» **What is being asked**: Find every line in the records below that holds the word "Negara", and copy it out.

» **Extracted entries**:

########

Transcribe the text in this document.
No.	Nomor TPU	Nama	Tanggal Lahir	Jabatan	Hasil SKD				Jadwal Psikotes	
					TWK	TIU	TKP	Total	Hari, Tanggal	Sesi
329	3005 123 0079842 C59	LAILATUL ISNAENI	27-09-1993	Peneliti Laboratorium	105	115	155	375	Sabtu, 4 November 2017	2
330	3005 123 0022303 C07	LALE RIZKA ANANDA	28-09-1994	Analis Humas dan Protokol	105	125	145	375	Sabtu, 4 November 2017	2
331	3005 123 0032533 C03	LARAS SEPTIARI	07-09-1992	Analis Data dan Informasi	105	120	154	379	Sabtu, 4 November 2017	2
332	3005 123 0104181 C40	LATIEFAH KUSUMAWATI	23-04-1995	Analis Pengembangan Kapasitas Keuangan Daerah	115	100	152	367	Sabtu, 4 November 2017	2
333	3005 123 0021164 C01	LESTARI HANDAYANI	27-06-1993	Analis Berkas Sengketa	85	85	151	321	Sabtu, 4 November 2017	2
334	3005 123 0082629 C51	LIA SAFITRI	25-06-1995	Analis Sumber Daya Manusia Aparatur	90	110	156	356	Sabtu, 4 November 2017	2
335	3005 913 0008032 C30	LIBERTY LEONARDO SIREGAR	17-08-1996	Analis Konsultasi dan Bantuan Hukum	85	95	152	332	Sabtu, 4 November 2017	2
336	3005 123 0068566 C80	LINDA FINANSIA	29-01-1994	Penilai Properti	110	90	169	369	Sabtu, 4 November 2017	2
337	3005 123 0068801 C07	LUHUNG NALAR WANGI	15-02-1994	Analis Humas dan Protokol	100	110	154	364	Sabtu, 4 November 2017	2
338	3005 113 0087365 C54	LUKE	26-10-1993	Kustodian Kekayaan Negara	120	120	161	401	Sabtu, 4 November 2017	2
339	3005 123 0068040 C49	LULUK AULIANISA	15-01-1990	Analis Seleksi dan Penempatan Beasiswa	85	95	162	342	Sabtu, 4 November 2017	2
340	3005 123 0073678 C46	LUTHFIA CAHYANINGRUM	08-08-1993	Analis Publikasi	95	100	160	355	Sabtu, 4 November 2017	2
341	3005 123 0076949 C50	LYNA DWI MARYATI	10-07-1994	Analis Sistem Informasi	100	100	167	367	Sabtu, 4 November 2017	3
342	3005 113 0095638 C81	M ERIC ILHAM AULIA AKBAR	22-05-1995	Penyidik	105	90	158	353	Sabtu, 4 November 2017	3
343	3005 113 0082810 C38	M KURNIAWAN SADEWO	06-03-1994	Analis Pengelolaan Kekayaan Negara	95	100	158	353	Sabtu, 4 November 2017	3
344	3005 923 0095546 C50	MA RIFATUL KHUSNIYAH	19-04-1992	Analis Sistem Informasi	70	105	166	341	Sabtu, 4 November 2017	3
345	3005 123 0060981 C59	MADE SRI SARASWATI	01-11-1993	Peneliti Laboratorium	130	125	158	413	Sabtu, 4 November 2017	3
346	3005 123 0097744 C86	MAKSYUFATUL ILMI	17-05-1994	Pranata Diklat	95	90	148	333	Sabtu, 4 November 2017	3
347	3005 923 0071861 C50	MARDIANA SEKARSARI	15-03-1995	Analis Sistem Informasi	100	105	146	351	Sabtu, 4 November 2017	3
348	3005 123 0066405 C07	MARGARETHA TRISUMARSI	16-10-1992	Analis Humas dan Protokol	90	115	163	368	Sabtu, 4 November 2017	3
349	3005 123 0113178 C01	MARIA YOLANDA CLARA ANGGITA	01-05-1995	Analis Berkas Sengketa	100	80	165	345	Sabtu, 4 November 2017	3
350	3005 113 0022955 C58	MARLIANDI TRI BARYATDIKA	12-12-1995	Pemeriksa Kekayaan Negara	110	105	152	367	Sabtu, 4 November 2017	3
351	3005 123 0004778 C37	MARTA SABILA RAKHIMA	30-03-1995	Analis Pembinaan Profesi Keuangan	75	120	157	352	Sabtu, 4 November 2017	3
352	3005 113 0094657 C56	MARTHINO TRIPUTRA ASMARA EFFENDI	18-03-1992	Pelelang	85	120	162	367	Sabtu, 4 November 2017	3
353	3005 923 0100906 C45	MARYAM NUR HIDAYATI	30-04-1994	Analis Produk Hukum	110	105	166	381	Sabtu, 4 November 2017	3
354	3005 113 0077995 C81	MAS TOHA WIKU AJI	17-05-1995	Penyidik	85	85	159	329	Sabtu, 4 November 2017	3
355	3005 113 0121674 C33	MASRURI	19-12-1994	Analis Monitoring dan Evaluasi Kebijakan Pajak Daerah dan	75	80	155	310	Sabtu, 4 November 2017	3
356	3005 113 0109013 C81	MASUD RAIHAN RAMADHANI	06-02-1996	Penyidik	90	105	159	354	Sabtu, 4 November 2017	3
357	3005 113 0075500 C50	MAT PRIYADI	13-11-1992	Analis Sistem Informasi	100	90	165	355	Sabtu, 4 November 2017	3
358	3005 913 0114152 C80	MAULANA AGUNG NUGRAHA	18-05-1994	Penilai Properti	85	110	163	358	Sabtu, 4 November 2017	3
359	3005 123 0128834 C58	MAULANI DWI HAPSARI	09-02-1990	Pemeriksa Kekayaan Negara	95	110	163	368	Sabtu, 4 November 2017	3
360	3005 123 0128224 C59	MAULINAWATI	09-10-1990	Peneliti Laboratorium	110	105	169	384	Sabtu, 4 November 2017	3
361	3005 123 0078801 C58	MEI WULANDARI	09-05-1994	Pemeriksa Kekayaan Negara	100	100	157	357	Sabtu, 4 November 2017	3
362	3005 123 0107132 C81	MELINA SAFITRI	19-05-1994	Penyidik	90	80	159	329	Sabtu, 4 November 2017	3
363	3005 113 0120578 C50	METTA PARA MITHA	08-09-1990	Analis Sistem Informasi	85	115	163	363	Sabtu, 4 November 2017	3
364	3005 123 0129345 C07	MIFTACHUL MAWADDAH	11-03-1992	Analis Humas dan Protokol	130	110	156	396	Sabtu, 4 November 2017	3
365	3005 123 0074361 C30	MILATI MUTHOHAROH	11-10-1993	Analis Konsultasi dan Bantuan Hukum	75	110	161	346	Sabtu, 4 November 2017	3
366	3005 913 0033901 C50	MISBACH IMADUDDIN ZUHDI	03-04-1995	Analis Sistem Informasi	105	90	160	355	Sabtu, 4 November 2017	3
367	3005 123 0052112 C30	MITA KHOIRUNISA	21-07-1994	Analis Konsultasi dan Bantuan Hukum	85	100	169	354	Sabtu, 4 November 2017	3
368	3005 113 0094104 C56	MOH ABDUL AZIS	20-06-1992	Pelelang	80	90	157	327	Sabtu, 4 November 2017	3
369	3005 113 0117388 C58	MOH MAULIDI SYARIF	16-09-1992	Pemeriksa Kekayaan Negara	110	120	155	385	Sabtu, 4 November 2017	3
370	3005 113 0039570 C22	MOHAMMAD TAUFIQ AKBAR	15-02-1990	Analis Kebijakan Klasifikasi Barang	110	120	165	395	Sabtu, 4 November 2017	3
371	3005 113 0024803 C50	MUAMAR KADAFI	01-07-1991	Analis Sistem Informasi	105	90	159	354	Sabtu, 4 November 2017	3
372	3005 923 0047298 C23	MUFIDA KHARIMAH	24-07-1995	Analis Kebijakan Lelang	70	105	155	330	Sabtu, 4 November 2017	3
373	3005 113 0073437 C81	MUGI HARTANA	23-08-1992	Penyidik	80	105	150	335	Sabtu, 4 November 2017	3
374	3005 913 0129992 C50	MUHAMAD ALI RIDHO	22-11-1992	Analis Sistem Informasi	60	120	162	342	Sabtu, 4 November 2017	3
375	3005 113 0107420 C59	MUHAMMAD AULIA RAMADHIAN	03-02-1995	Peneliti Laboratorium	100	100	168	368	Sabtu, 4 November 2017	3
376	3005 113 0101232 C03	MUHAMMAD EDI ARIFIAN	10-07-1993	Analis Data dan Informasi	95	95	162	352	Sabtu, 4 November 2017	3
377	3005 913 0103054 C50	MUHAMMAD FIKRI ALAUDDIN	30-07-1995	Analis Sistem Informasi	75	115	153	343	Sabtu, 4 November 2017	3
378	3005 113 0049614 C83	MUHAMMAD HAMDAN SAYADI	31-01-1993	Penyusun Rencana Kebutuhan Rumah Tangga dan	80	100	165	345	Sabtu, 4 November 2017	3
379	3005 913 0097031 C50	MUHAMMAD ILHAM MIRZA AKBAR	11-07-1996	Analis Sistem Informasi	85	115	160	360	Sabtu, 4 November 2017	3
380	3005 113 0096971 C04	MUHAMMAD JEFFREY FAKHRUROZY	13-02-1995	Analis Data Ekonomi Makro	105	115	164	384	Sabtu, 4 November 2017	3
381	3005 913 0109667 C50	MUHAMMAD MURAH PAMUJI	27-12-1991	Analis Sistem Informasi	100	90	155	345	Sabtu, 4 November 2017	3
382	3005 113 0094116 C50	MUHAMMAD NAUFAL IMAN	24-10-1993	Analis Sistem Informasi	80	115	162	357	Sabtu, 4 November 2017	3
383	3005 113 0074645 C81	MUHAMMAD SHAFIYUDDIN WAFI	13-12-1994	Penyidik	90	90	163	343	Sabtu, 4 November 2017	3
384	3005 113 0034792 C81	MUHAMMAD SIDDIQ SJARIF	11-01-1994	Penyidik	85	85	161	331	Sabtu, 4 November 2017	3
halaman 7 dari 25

########

» **Full output**:
338	3005 113 0087365 C54	LUKE	26-10-1993	Kustodian Kekayaan Negara	120	120	161	401	Sabtu, 4 November 2017	2
343	3005 113 0082810 C38	M KURNIAWAN SADEWO	06-03-1994	Analis Pengelolaan Kekayaan Negara	95	100	158	353	Sabtu, 4 November 2017	3
350	3005 113 0022955 C58	MARLIANDI TRI BARYATDIKA	12-12-1995	Pemeriksa Kekayaan Negara	110	105	152	367	Sabtu, 4 November 2017	3
359	3005 123 0128834 C58	MAULANI DWI HAPSARI	09-02-1990	Pemeriksa Kekayaan Negara	95	110	163	368	Sabtu, 4 November 2017	3
361	3005 123 0078801 C58	MEI WULANDARI	09-05-1994	Pemeriksa Kekayaan Negara	100	100	157	357	Sabtu, 4 November 2017	3
369	3005 113 0117388 C58	MOH MAULIDI SYARIF	16-09-1992	Pemeriksa Kekayaan Negara	110	120	155	385	Sabtu, 4 November 2017	3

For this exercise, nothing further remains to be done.